EXTRACT PROVIDED section start
This argument also positions REF-VC relative to proposal-ranking REC pipelines. Classical two-stage approaches generate candidate regions and then score or rank them jointly with the expression. REF-VC preserves the two-stage structure but changes the second stage from global competition to atomic binary verification. The paper attributes the resulting advantage to several factors: minimized cross-box interference, a stronger evidential signal from True/False outputs, and search-space reduction before any residual multi-way decision. It also states that this design supports attributes such as “the small red mug,” spatial relations such as “on the left” or “in front of the man,” and ordinal language such as “the third person from the right,” because each candidate is assessed in isolation while still being grounded in the full image context (Liu et al., 12 Sep 2025).
A further methodological point concerns ambiguity handling. Because the verifier can return multiple True boxes, the workflow does not force premature collapse to a single candidate. Mild ambiguity can be postponed to a second-stage selection over the pruned set, while complete failure of verification triggers either fallback selection or abstention. This differs materially from single-shot selection, which is structurally forced to choose among all boxes at once. A plausible implication is that verification-first decomposes REC into a high-recall filtering stage followed by a lower-entropy disambiguation stage, which is consistent with the behavior observed in the reported experiments (Liu et al., 12 Sep 2025).
EXTRACT PROVIDED section end
RECORD SET section start
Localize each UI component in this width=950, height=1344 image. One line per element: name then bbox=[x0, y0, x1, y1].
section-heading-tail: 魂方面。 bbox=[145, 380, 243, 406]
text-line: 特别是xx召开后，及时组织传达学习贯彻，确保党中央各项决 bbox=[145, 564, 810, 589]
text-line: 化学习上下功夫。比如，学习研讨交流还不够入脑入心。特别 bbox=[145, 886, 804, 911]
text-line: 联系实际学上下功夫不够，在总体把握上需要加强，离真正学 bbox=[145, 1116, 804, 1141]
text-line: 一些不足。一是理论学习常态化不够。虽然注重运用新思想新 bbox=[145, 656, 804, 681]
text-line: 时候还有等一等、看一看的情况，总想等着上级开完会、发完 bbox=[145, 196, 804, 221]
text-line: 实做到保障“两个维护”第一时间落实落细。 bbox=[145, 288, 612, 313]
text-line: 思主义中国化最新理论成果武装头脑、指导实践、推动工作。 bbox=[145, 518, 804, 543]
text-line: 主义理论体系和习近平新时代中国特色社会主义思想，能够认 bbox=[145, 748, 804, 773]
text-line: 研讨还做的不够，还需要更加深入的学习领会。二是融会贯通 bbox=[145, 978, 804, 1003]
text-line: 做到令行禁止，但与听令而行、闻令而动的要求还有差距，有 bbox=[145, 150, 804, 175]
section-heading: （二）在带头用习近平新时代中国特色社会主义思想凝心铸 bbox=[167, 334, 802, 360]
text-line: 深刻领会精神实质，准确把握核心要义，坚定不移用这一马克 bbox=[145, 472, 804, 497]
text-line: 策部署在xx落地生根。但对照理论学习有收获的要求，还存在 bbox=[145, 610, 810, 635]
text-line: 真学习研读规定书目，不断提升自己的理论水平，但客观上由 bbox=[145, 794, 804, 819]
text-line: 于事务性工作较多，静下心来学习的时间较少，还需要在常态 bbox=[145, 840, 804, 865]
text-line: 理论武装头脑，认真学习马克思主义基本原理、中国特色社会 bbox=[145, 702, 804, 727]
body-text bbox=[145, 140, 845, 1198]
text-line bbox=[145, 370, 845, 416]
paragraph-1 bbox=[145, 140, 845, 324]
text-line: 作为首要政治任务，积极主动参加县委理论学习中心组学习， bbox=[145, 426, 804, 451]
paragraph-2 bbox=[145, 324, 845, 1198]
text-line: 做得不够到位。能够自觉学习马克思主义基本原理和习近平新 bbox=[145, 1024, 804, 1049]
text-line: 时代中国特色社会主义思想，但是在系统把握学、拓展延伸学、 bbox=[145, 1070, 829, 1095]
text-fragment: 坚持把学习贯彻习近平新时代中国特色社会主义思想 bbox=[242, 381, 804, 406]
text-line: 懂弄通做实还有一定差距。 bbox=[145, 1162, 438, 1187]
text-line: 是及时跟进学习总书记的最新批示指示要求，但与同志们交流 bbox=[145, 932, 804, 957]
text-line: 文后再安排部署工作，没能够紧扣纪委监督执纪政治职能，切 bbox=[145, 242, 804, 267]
RECORD SET section end
AIM OF THE TASK:
Does each statement below agree with the passage on REF-VC? Answer yes or no for each, and quote the words of the passage that decide it.
1. REF-VC keeps the two-stage structure of classical proposal-ranking pipelines.
2. The verifier may mark only one box as True.
3. When verification fails completely, the workflow always abstains.
You can ignore the material.

REPLY TO THE TASK:
1. Yes: "REF-VC preserves the two-stage structure"
2. No: "the verifier can return multiple True boxes"
3. No: "complete failure of verification triggers either fallback selection or abstention"